§ SET TASK: Please transcribe the data below exactly. Leave the pictures out.

====== THE INPUT

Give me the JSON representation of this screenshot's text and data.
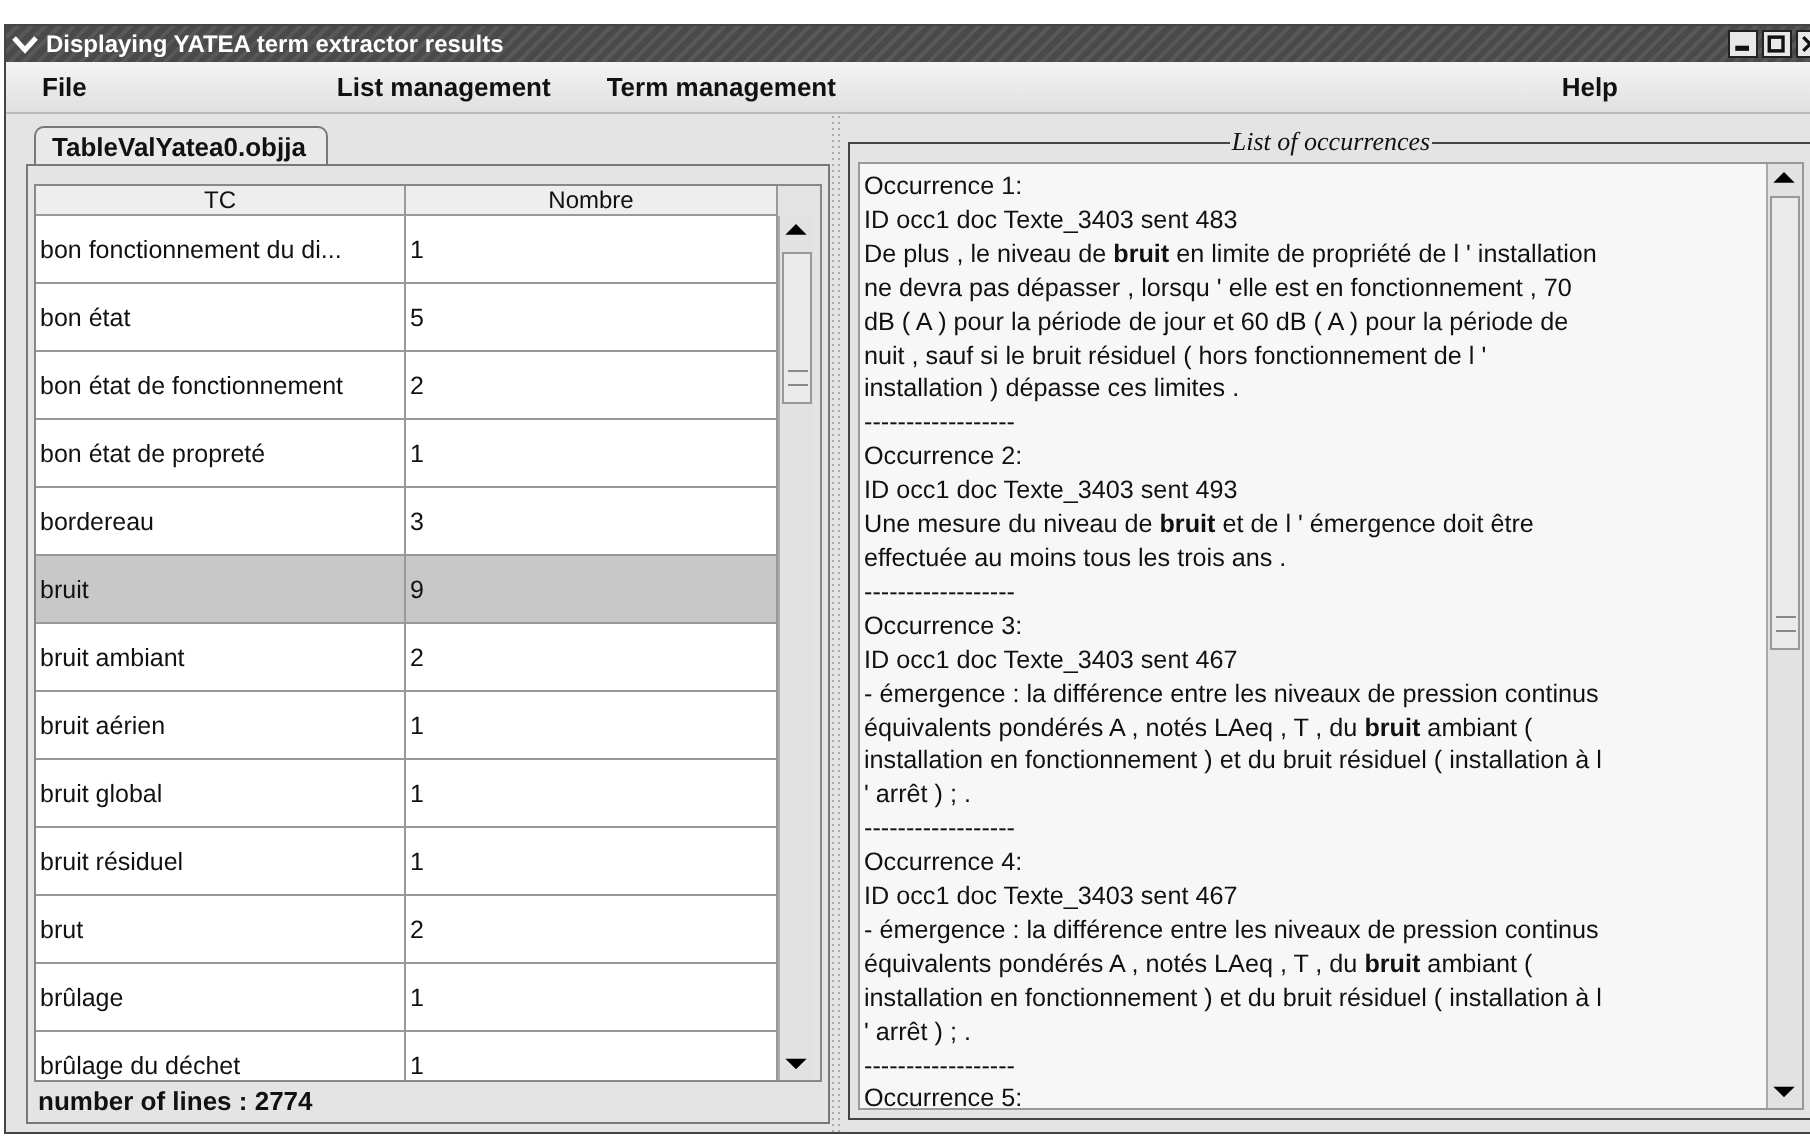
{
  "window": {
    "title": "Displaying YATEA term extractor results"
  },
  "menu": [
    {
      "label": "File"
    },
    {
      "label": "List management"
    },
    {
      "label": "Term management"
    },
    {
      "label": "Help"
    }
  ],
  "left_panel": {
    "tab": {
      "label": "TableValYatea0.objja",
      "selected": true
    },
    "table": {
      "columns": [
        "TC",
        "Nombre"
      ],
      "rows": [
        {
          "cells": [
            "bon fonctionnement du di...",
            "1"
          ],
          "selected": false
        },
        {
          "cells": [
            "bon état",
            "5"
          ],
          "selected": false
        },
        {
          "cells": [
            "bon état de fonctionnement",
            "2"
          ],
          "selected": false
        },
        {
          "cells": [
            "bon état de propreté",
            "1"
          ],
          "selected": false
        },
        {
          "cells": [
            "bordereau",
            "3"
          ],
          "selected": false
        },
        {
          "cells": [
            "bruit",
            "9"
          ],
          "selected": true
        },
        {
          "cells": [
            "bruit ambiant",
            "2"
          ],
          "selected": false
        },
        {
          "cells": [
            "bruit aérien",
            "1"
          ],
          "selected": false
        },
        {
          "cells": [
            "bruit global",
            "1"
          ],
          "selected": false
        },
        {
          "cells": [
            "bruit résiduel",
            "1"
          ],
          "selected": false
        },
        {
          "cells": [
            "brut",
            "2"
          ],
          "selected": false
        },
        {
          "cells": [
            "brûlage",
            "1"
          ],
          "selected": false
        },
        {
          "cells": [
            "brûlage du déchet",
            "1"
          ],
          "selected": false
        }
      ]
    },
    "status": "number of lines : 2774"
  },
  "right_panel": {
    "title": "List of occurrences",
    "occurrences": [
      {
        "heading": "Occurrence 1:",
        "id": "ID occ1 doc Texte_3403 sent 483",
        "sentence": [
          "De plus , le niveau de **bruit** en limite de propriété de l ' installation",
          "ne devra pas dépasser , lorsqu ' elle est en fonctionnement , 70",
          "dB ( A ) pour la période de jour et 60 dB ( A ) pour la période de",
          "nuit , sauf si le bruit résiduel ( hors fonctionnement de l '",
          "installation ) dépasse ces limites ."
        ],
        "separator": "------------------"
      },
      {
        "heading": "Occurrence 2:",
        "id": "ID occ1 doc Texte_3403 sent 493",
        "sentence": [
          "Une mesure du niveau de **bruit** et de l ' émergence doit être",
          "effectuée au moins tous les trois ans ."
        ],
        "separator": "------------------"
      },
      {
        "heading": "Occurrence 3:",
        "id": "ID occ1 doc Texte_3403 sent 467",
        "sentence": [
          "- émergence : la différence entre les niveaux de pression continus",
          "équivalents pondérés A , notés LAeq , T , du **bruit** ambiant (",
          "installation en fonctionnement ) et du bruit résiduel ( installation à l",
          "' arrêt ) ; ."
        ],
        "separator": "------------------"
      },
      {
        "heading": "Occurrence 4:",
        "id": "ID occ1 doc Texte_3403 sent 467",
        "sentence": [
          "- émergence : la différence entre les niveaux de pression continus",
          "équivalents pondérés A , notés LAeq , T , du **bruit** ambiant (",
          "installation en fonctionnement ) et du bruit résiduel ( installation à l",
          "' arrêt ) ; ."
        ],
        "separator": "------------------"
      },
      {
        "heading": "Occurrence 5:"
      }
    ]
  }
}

============

§ SOLVED PROBLEM:
Give me the JSON representation of this screenshot's text and data.
{
  "window": {
    "title": "Displaying YATEA term extractor results"
  },
  "menu": [
    {
      "label": "File"
    },
    {
      "label": "List management"
    },
    {
      "label": "Term management"
    },
    {
      "label": "Help"
    }
  ],
  "left_panel": {
    "tab": {
      "label": "TableValYatea0.objja",
      "selected": true
    },
    "table": {
      "columns": [
        "TC",
        "Nombre"
      ],
      "rows": [
        {
          "cells": [
            "bon fonctionnement du di...",
            "1"
          ],
          "selected": false
        },
        {
          "cells": [
            "bon état",
            "5"
          ],
          "selected": false
        },
        {
          "cells": [
            "bon état de fonctionnement",
            "2"
          ],
          "selected": false
        },
        {
          "cells": [
            "bon état de propreté",
            "1"
          ],
          "selected": false
        },
        {
          "cells": [
            "bordereau",
            "3"
          ],
          "selected": false
        },
        {
          "cells": [
            "bruit",
            "9"
          ],
          "selected": true
        },
        {
          "cells": [
            "bruit ambiant",
            "2"
          ],
          "selected": false
        },
        {
          "cells": [
            "bruit aérien",
            "1"
          ],
          "selected": false
        },
        {
          "cells": [
            "bruit global",
            "1"
          ],
          "selected": false
        },
        {
          "cells": [
            "bruit résiduel",
            "1"
          ],
          "selected": false
        },
        {
          "cells": [
            "brut",
            "2"
          ],
          "selected": false
        },
        {
          "cells": [
            "brûlage",
            "1"
          ],
          "selected": false
        },
        {
          "cells": [
            "brûlage du déchet",
            "1"
          ],
          "selected": false
        }
      ]
    },
    "status": "number of lines : 2774"
  },
  "right_panel": {
    "title": "List of occurrences",
    "occurrences": [
      {
        "heading": "Occurrence 1:",
        "id": "ID occ1 doc Texte_3403 sent 483",
        "sentence": [
          "De plus , le niveau de **bruit** en limite de propriété de l ' installation",
          "ne devra pas dépasser , lorsqu ' elle est en fonctionnement , 70",
          "dB ( A ) pour la période de jour et 60 dB ( A ) pour la période de",
          "nuit , sauf si le bruit résiduel ( hors fonctionnement de l '",
          "installation ) dépasse ces limites ."
        ],
        "separator": "------------------"
      },
      {
        "heading": "Occurrence 2:",
        "id": "ID occ1 doc Texte_3403 sent 493",
        "sentence": [
          "Une mesure du niveau de **bruit** et de l ' émergence doit être",
          "effectuée au moins tous les trois ans ."
        ],
        "separator": "------------------"
      },
      {
        "heading": "Occurrence 3:",
        "id": "ID occ1 doc Texte_3403 sent 467",
        "sentence": [
          "- émergence : la différence entre les niveaux de pression continus",
          "équivalents pondérés A , notés LAeq , T , du **bruit** ambiant (",
          "installation en fonctionnement ) et du bruit résiduel ( installation à l",
          "' arrêt ) ; ."
        ],
        "separator": "------------------"
      },
      {
        "heading": "Occurrence 4:",
        "id": "ID occ1 doc Texte_3403 sent 467",
        "sentence": [
          "- émergence : la différence entre les niveaux de pression continus",
          "équivalents pondérés A , notés LAeq , T , du **bruit** ambiant (",
          "installation en fonctionnement ) et du bruit résiduel ( installation à l",
          "' arrêt ) ; ."
        ],
        "separator": "------------------"
      },
      {
        "heading": "Occurrence 5:"
      }
    ]
  }
}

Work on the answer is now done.